Restate the whole listing exactly.
:: EXTRACTED ENTRIES
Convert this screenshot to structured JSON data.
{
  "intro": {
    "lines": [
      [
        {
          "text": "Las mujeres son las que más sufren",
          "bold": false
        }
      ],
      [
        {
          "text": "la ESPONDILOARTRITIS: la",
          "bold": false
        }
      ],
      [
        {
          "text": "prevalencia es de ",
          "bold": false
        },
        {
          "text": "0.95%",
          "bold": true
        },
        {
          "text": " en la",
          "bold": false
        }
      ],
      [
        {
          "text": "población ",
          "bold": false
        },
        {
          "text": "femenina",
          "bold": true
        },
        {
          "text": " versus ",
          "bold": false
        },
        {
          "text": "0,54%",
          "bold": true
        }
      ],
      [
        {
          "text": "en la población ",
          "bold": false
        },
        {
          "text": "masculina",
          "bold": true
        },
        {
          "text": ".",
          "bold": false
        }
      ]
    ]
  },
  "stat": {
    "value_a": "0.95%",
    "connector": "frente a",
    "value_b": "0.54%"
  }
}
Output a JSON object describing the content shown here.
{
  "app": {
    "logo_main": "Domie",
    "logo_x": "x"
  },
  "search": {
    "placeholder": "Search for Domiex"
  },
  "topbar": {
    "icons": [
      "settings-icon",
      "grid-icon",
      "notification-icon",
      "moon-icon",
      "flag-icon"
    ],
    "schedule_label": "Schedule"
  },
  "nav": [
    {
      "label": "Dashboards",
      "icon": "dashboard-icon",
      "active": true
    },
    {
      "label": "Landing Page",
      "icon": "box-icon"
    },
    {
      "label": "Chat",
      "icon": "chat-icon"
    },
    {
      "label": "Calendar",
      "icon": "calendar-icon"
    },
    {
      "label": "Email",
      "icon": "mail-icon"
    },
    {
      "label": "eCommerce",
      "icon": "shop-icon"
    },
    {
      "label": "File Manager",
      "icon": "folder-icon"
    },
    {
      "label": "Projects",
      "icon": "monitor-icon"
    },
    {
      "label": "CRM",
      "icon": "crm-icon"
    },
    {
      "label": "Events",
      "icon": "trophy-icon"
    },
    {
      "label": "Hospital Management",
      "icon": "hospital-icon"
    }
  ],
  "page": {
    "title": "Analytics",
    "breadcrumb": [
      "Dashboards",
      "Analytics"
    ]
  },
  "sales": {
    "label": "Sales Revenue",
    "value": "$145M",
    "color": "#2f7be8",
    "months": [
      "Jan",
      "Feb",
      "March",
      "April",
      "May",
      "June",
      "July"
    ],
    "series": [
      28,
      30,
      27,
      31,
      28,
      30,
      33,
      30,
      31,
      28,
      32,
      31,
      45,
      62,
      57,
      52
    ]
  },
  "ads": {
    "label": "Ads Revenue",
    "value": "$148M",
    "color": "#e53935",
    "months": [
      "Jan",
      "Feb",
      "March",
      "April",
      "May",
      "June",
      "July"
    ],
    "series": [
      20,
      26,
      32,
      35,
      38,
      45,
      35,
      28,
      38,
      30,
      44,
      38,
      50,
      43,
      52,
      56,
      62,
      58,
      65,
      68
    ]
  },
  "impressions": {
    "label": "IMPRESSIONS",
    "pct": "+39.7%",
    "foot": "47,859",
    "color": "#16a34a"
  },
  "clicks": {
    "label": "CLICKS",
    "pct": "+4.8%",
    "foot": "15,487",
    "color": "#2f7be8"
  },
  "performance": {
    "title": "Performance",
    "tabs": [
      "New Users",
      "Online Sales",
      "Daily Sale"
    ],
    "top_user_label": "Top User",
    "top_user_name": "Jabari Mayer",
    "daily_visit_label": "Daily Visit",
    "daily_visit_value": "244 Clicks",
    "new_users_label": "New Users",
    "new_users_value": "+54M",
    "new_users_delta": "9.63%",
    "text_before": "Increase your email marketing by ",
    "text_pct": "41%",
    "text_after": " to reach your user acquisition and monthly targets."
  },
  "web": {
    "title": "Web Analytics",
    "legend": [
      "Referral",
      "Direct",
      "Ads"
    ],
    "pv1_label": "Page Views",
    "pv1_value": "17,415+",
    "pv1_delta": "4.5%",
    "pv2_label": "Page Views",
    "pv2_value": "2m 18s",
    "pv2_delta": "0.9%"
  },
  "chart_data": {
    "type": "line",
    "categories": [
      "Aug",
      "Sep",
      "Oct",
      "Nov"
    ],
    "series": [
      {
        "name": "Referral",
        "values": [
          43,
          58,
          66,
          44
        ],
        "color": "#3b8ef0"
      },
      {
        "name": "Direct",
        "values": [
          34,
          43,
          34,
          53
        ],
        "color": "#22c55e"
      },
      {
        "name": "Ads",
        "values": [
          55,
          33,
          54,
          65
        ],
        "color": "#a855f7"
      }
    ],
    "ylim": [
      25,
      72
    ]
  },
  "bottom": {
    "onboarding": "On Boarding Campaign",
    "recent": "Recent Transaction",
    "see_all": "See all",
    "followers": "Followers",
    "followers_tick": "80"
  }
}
::::
ANSWER TO THIS PROBLEM.
Convert this screenshot to structured JSON data.
{
  "intro": {
    "lines": [
      [
        {
          "text": "Las mujeres son las que más sufren",
          "bold": false
        }
      ],
      [
        {
          "text": "la ESPONDILOARTRITIS: la",
          "bold": false
        }
      ],
      [
        {
          "text": "prevalencia es de ",
          "bold": false
        },
        {
          "text": "0.95%",
          "bold": true
        },
        {
          "text": " en la",
          "bold": false
        }
      ],
      [
        {
          "text": "población ",
          "bold": false
        },
        {
          "text": "femenina",
          "bold": true
        },
        {
          "text": " versus ",
          "bold": false
        },
        {
          "text": "0,54%",
          "bold": true
        }
      ],
      [
        {
          "text": "en la población ",
          "bold": false
        },
        {
          "text": "masculina",
          "bold": true
        },
        {
          "text": ".",
          "bold": false
        }
      ]
    ]
  },
  "stat": {
    "value_a": "0.95%",
    "connector": "frente a",
    "value_b": "0.54%"
  }
}
Output a JSON object describing the content shown here.
{
  "app": {
    "logo_main": "Domie",
    "logo_x": "x"
  },
  "search": {
    "placeholder": "Search for Domiex"
  },
  "topbar": {
    "icons": [
      "settings-icon",
      "grid-icon",
      "notification-icon",
      "moon-icon",
      "flag-icon"
    ],
    "schedule_label": "Schedule"
  },
  "nav": [
    {
      "label": "Dashboards",
      "icon": "dashboard-icon",
      "active": true
    },
    {
      "label": "Landing Page",
      "icon": "box-icon"
    },
    {
      "label": "Chat",
      "icon": "chat-icon"
    },
    {
      "label": "Calendar",
      "icon": "calendar-icon"
    },
    {
      "label": "Email",
      "icon": "mail-icon"
    },
    {
      "label": "eCommerce",
      "icon": "shop-icon"
    },
    {
      "label": "File Manager",
      "icon": "folder-icon"
    },
    {
      "label": "Projects",
      "icon": "monitor-icon"
    },
    {
      "label": "CRM",
      "icon": "crm-icon"
    },
    {
      "label": "Events",
      "icon": "trophy-icon"
    },
    {
      "label": "Hospital Management",
      "icon": "hospital-icon"
    }
  ],
  "page": {
    "title": "Analytics",
    "breadcrumb": [
      "Dashboards",
      "Analytics"
    ]
  },
  "sales": {
    "label": "Sales Revenue",
    "value": "$145M",
    "color": "#2f7be8",
    "months": [
      "Jan",
      "Feb",
      "March",
      "April",
      "May",
      "June",
      "July"
    ],
    "series": [
      28,
      30,
      27,
      31,
      28,
      30,
      33,
      30,
      31,
      28,
      32,
      31,
      45,
      62,
      57,
      52
    ]
  },
  "ads": {
    "label": "Ads Revenue",
    "value": "$148M",
    "color": "#e53935",
    "months": [
      "Jan",
      "Feb",
      "March",
      "April",
      "May",
      "June",
      "July"
    ],
    "series": [
      20,
      26,
      32,
      35,
      38,
      45,
      35,
      28,
      38,
      30,
      44,
      38,
      50,
      43,
      52,
      56,
      62,
      58,
      65,
      68
    ]
  },
  "impressions": {
    "label": "IMPRESSIONS",
    "pct": "+39.7%",
    "foot": "47,859",
    "color": "#16a34a"
  },
  "clicks": {
    "label": "CLICKS",
    "pct": "+4.8%",
    "foot": "15,487",
    "color": "#2f7be8"
  },
  "performance": {
    "title": "Performance",
    "tabs": [
      "New Users",
      "Online Sales",
      "Daily Sale"
    ],
    "top_user_label": "Top User",
    "top_user_name": "Jabari Mayer",
    "daily_visit_label": "Daily Visit",
    "daily_visit_value": "244 Clicks",
    "new_users_label": "New Users",
    "new_users_value": "+54M",
    "new_users_delta": "9.63%",
    "text_before": "Increase your email marketing by ",
    "text_pct": "41%",
    "text_after": " to reach your user acquisition and monthly targets."
  },
  "web": {
    "title": "Web Analytics",
    "legend": [
      "Referral",
      "Direct",
      "Ads"
    ],
    "pv1_label": "Page Views",
    "pv1_value": "17,415+",
    "pv1_delta": "4.5%",
    "pv2_label": "Page Views",
    "pv2_value": "2m 18s",
    "pv2_delta": "0.9%"
  },
  "chart_data": {
    "type": "line",
    "categories": [
      "Aug",
      "Sep",
      "Oct",
      "Nov"
    ],
    "series": [
      {
        "name": "Referral",
        "values": [
          43,
          58,
          66,
          44
        ],
        "color": "#3b8ef0"
      },
      {
        "name": "Direct",
        "values": [
          34,
          43,
          34,
          53
        ],
        "color": "#22c55e"
      },
      {
        "name": "Ads",
        "values": [
          55,
          33,
          54,
          65
        ],
        "color": "#a855f7"
      }
    ],
    "ylim": [
      25,
      72
    ]
  },
  "bottom": {
    "onboarding": "On Boarding Campaign",
    "recent": "Recent Transaction",
    "see_all": "See all",
    "followers": "Followers",
    "followers_tick": "80"
  }
}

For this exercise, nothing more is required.